** Stored rows **
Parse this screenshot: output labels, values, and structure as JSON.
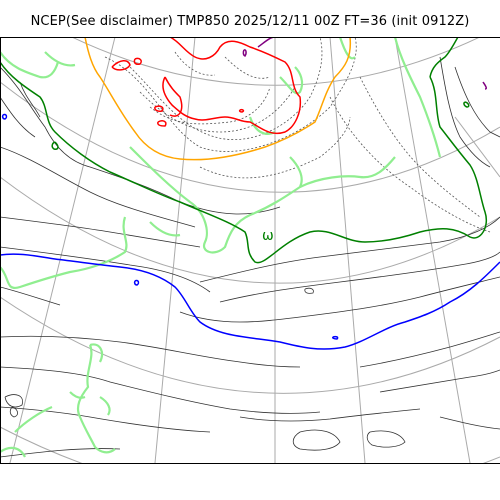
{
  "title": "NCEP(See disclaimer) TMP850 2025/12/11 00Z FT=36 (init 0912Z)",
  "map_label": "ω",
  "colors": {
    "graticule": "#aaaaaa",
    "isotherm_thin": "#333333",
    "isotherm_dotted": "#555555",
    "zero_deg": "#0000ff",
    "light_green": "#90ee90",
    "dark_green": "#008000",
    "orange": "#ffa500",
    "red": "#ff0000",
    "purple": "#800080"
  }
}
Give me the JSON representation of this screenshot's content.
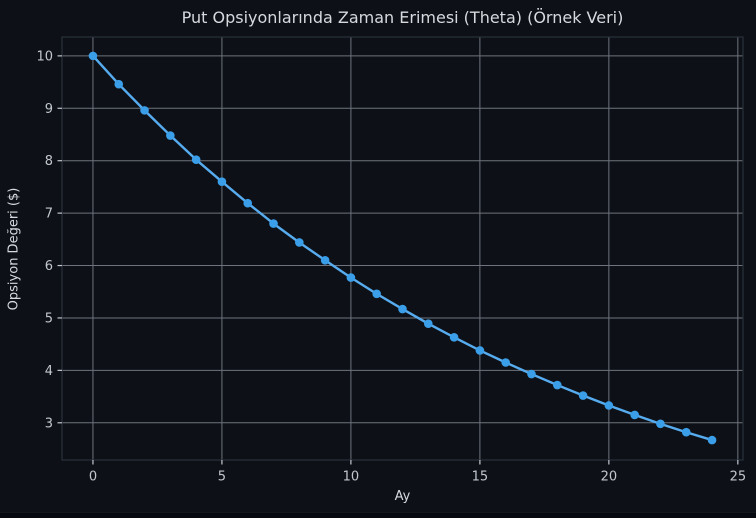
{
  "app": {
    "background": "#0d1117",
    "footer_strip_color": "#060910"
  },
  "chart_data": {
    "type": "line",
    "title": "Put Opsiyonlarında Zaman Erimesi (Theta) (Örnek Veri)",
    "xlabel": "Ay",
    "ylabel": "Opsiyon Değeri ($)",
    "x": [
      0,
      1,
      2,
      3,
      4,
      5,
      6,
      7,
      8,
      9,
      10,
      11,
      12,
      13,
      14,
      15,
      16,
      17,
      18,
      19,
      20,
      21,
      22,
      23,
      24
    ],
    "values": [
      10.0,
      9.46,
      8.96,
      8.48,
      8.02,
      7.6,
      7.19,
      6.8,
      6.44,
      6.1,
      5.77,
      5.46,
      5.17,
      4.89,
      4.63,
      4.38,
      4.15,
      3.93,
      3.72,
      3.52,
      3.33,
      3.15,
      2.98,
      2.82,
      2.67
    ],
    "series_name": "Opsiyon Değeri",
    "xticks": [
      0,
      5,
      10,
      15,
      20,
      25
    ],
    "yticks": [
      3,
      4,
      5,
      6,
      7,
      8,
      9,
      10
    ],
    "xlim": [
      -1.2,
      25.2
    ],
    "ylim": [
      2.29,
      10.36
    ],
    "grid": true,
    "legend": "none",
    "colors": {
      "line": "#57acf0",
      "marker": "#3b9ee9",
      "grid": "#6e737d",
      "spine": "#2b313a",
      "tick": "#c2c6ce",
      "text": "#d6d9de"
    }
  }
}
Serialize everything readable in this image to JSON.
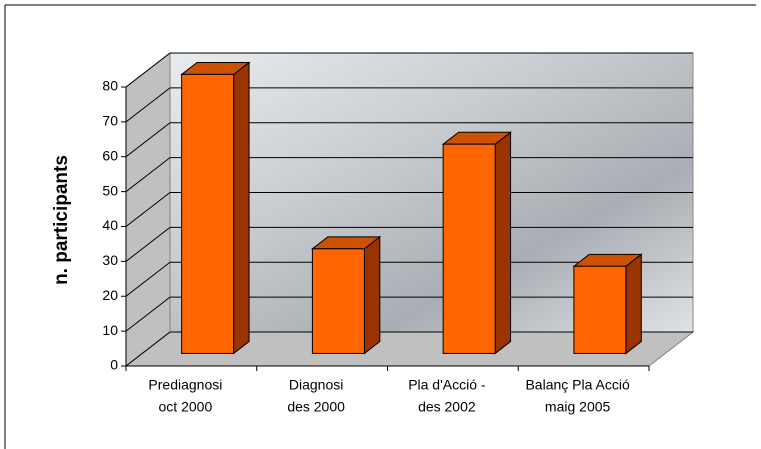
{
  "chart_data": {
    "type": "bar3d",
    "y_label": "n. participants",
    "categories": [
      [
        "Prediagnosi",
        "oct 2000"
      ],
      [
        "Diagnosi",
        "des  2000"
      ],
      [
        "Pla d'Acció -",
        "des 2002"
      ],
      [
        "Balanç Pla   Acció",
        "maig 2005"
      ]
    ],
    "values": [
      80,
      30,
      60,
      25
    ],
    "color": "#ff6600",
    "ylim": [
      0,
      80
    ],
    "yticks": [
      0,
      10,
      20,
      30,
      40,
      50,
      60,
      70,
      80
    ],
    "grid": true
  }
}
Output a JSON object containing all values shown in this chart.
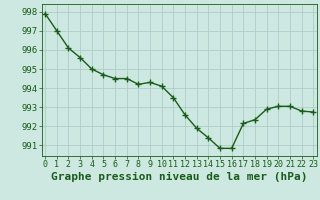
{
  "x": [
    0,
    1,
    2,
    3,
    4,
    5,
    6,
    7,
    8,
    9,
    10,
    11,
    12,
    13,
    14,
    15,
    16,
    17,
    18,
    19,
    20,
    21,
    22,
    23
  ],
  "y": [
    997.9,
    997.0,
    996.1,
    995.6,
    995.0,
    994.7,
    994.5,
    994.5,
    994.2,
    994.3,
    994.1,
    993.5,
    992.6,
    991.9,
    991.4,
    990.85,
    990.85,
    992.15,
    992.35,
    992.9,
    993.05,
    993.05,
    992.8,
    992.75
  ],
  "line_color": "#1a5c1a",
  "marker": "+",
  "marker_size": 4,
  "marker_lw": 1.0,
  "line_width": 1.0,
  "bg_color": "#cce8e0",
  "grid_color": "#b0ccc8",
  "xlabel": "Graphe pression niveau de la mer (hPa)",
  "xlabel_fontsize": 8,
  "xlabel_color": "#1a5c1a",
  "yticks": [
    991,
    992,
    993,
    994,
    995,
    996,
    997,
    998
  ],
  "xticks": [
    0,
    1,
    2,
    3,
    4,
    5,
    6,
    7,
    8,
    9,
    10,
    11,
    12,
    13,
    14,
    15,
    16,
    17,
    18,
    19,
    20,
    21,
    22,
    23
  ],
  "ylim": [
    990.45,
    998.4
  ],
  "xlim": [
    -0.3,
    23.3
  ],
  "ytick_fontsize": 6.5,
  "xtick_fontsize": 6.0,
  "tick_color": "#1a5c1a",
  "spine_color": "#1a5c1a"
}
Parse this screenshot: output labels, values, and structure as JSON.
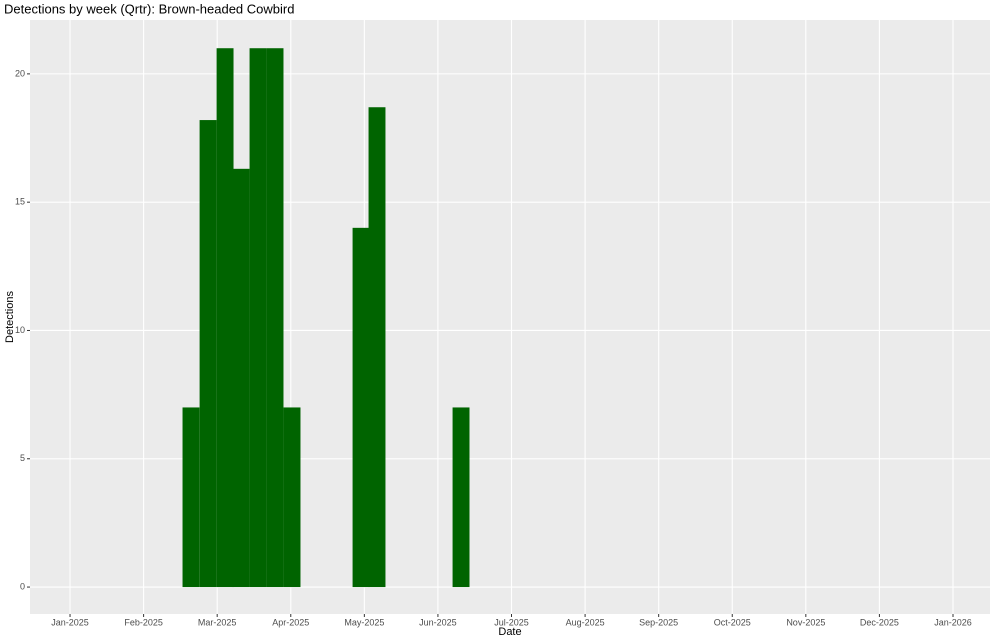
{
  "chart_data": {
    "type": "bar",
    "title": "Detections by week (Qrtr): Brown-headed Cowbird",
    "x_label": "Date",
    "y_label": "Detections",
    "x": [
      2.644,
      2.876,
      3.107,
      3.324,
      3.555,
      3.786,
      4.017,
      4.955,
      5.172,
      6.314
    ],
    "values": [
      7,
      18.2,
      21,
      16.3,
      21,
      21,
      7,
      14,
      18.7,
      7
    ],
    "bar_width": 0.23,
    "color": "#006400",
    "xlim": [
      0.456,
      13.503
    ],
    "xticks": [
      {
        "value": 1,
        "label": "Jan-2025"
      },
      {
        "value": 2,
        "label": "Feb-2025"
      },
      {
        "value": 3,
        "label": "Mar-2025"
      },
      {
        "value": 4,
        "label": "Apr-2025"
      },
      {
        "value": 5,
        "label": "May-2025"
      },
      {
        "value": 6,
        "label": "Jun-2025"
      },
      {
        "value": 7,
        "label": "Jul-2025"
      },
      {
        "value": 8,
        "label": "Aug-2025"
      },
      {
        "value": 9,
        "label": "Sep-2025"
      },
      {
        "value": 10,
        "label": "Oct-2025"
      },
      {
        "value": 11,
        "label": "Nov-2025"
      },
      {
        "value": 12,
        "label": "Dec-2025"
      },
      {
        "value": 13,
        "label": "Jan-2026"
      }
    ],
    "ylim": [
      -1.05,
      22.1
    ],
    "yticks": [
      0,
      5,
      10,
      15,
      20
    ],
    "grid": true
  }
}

* * *

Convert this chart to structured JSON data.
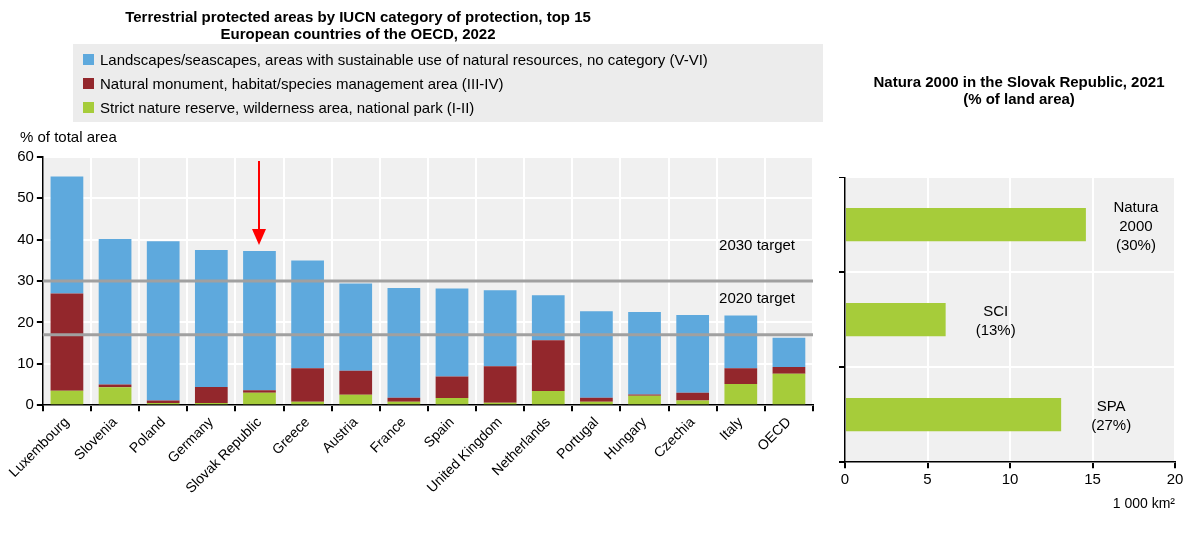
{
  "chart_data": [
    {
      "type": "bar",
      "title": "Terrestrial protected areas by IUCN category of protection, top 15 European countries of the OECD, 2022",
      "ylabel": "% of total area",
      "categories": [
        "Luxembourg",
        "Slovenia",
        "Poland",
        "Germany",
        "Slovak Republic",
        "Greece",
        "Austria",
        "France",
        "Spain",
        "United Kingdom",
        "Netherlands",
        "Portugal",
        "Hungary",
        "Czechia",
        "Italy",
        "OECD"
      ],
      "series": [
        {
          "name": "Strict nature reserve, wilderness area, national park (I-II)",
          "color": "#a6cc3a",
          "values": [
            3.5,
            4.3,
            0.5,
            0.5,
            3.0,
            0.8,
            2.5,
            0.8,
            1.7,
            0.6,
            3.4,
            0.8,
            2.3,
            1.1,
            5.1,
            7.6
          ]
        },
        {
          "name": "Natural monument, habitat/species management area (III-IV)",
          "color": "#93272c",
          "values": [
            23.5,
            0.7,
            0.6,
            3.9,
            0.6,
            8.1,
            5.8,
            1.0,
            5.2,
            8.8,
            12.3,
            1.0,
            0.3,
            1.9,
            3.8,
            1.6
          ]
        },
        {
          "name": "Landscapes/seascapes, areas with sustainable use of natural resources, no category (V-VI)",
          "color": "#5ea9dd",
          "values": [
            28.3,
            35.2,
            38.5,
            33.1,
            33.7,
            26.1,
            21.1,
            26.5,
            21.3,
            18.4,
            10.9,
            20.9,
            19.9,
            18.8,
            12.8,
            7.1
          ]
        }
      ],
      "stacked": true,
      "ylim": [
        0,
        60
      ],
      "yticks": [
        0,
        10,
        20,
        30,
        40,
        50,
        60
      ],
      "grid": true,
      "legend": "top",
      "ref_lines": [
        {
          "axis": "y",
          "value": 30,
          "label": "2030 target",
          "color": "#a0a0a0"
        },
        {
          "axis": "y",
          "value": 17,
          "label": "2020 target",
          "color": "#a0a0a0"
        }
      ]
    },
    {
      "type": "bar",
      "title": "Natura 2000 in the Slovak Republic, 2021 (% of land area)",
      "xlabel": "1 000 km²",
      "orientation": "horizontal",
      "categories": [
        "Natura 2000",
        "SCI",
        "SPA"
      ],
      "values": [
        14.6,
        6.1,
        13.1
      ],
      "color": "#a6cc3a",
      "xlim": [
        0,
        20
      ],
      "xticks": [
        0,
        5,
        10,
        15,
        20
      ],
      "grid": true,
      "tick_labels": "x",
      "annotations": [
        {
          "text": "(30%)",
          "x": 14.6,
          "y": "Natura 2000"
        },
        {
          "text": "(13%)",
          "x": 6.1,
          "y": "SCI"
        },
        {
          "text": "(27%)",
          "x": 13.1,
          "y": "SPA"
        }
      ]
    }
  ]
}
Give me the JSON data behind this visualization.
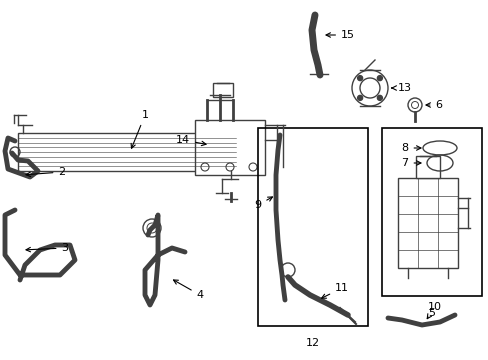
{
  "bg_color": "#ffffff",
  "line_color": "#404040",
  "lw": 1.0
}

** What is required **
Take each line containing the string "ylabel" and copy it out.

** Answer below **
    "ylabel": "Opsiyon Değeri ($)",
      "ylabel": "% of total area",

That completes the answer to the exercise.